● **WRITTEN EXERCISE**: Produce an exact transcription of the listing below, omitting the pictures.

— BEGIN —

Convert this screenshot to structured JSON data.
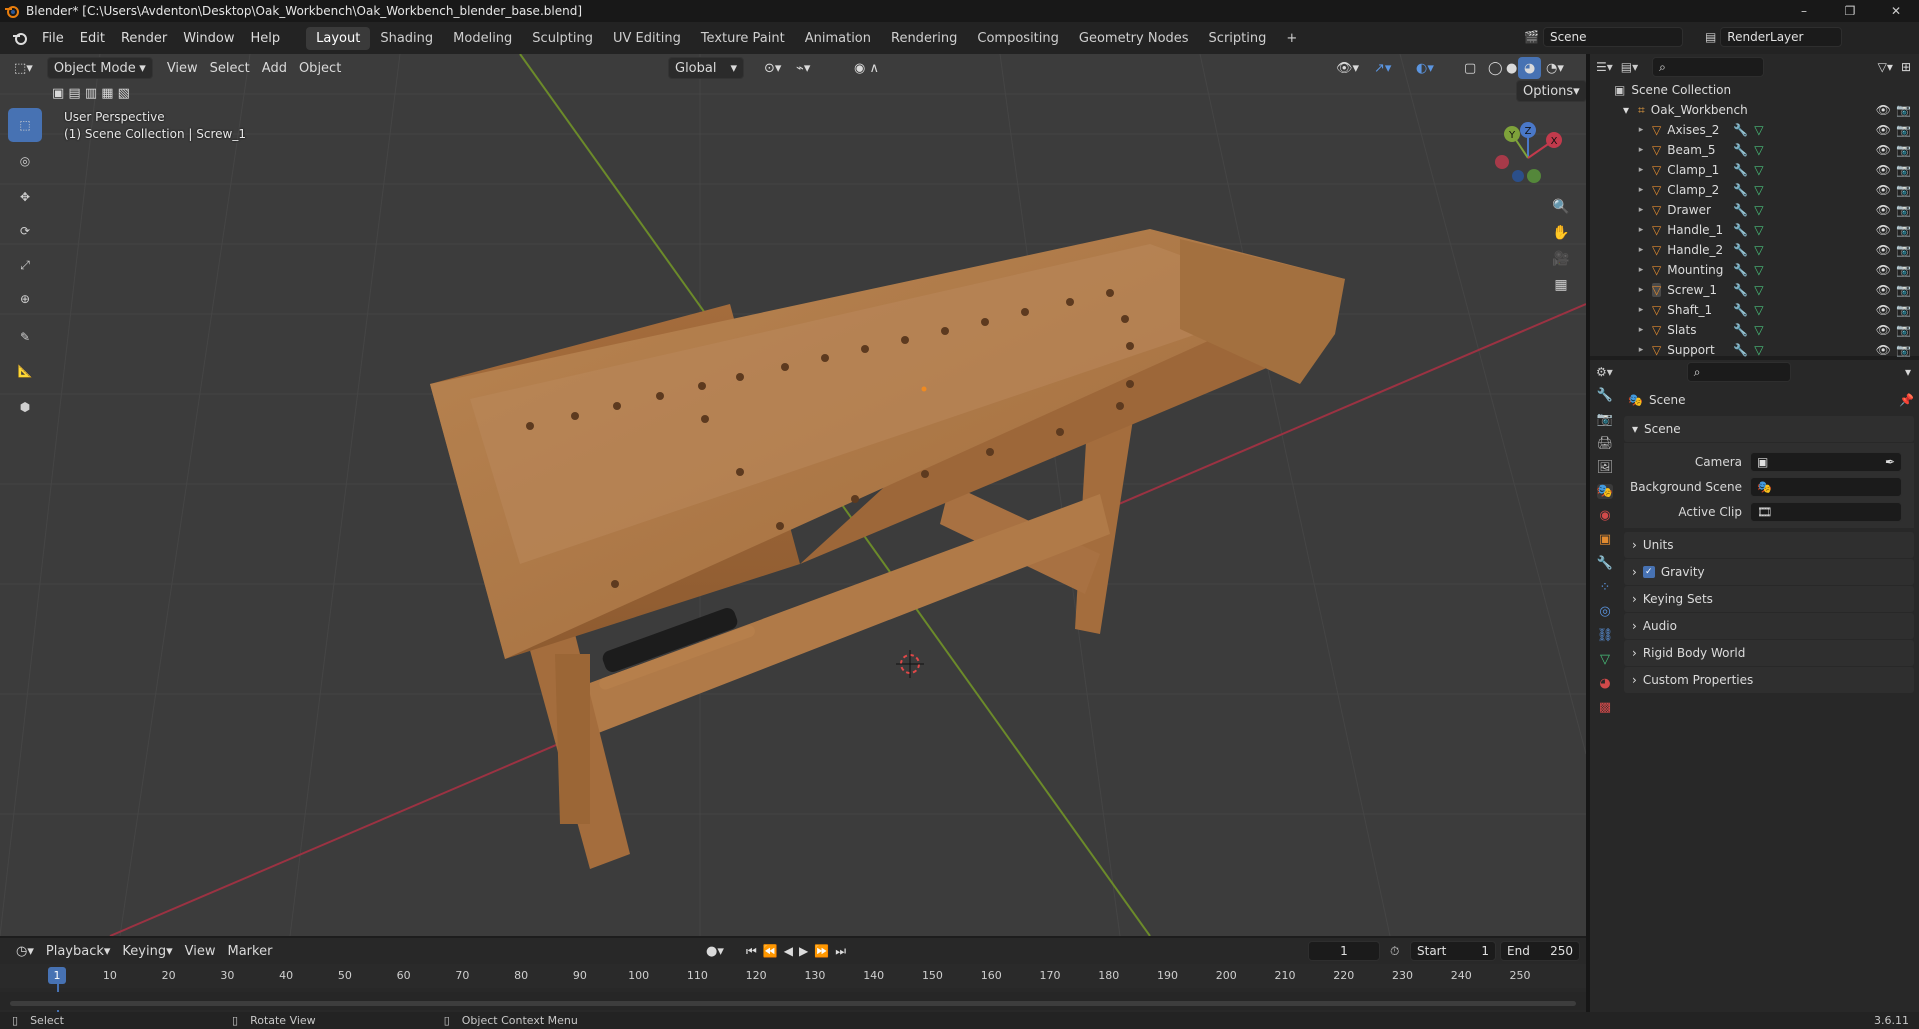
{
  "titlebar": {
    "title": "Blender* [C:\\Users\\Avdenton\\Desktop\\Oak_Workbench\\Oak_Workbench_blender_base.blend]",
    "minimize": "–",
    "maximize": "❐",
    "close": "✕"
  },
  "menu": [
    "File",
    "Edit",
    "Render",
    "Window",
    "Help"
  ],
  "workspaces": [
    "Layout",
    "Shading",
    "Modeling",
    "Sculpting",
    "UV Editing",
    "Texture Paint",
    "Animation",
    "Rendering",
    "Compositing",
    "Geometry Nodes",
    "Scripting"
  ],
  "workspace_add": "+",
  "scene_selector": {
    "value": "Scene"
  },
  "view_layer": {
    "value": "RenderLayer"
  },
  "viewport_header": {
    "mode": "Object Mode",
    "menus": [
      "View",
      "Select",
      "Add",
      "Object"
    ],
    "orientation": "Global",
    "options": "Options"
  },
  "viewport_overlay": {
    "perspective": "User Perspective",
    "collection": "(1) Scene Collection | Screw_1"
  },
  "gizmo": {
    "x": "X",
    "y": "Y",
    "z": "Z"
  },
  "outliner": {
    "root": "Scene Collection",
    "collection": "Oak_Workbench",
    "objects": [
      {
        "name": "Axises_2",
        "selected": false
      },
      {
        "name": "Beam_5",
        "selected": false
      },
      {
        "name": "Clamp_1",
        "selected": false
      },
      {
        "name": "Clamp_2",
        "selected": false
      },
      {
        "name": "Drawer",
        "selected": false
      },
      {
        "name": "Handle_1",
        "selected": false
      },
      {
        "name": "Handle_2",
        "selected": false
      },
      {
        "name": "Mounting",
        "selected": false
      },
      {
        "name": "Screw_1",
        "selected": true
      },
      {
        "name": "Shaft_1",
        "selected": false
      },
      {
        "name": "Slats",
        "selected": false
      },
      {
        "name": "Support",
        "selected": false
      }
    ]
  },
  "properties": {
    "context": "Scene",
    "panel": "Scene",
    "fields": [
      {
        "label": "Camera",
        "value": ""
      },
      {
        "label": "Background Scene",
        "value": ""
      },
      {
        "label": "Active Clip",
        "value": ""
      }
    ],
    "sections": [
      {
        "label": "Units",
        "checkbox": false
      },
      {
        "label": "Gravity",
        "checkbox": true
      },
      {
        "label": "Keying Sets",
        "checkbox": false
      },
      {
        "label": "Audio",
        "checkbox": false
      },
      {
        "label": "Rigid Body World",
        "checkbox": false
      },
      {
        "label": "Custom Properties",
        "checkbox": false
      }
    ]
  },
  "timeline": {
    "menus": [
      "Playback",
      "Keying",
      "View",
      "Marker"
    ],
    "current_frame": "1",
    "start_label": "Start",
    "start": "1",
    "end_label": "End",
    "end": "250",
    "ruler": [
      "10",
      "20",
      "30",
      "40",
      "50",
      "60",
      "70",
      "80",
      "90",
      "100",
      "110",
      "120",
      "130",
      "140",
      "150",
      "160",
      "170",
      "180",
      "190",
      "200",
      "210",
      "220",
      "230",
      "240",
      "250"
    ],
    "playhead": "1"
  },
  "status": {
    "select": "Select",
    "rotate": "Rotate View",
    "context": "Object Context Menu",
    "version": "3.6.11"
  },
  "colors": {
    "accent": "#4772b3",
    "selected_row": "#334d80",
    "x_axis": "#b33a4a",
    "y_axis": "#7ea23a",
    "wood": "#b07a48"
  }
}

— END —

● **ANSWER TO THIS EXERCISE**:
Convert this screenshot to structured JSON data.
{
  "titlebar": {
    "title": "Blender* [C:\\Users\\Avdenton\\Desktop\\Oak_Workbench\\Oak_Workbench_blender_base.blend]",
    "minimize": "–",
    "maximize": "❐",
    "close": "✕"
  },
  "menu": [
    "File",
    "Edit",
    "Render",
    "Window",
    "Help"
  ],
  "workspaces": [
    "Layout",
    "Shading",
    "Modeling",
    "Sculpting",
    "UV Editing",
    "Texture Paint",
    "Animation",
    "Rendering",
    "Compositing",
    "Geometry Nodes",
    "Scripting"
  ],
  "workspace_add": "+",
  "scene_selector": {
    "value": "Scene"
  },
  "view_layer": {
    "value": "RenderLayer"
  },
  "viewport_header": {
    "mode": "Object Mode",
    "menus": [
      "View",
      "Select",
      "Add",
      "Object"
    ],
    "orientation": "Global",
    "options": "Options"
  },
  "viewport_overlay": {
    "perspective": "User Perspective",
    "collection": "(1) Scene Collection | Screw_1"
  },
  "gizmo": {
    "x": "X",
    "y": "Y",
    "z": "Z"
  },
  "outliner": {
    "root": "Scene Collection",
    "collection": "Oak_Workbench",
    "objects": [
      {
        "name": "Axises_2",
        "selected": false
      },
      {
        "name": "Beam_5",
        "selected": false
      },
      {
        "name": "Clamp_1",
        "selected": false
      },
      {
        "name": "Clamp_2",
        "selected": false
      },
      {
        "name": "Drawer",
        "selected": false
      },
      {
        "name": "Handle_1",
        "selected": false
      },
      {
        "name": "Handle_2",
        "selected": false
      },
      {
        "name": "Mounting",
        "selected": false
      },
      {
        "name": "Screw_1",
        "selected": true
      },
      {
        "name": "Shaft_1",
        "selected": false
      },
      {
        "name": "Slats",
        "selected": false
      },
      {
        "name": "Support",
        "selected": false
      }
    ]
  },
  "properties": {
    "context": "Scene",
    "panel": "Scene",
    "fields": [
      {
        "label": "Camera",
        "value": ""
      },
      {
        "label": "Background Scene",
        "value": ""
      },
      {
        "label": "Active Clip",
        "value": ""
      }
    ],
    "sections": [
      {
        "label": "Units",
        "checkbox": false
      },
      {
        "label": "Gravity",
        "checkbox": true
      },
      {
        "label": "Keying Sets",
        "checkbox": false
      },
      {
        "label": "Audio",
        "checkbox": false
      },
      {
        "label": "Rigid Body World",
        "checkbox": false
      },
      {
        "label": "Custom Properties",
        "checkbox": false
      }
    ]
  },
  "timeline": {
    "menus": [
      "Playback",
      "Keying",
      "View",
      "Marker"
    ],
    "current_frame": "1",
    "start_label": "Start",
    "start": "1",
    "end_label": "End",
    "end": "250",
    "ruler": [
      "10",
      "20",
      "30",
      "40",
      "50",
      "60",
      "70",
      "80",
      "90",
      "100",
      "110",
      "120",
      "130",
      "140",
      "150",
      "160",
      "170",
      "180",
      "190",
      "200",
      "210",
      "220",
      "230",
      "240",
      "250"
    ],
    "playhead": "1"
  },
  "status": {
    "select": "Select",
    "rotate": "Rotate View",
    "context": "Object Context Menu",
    "version": "3.6.11"
  },
  "colors": {
    "accent": "#4772b3",
    "selected_row": "#334d80",
    "x_axis": "#b33a4a",
    "y_axis": "#7ea23a",
    "wood": "#b07a48"
  }
}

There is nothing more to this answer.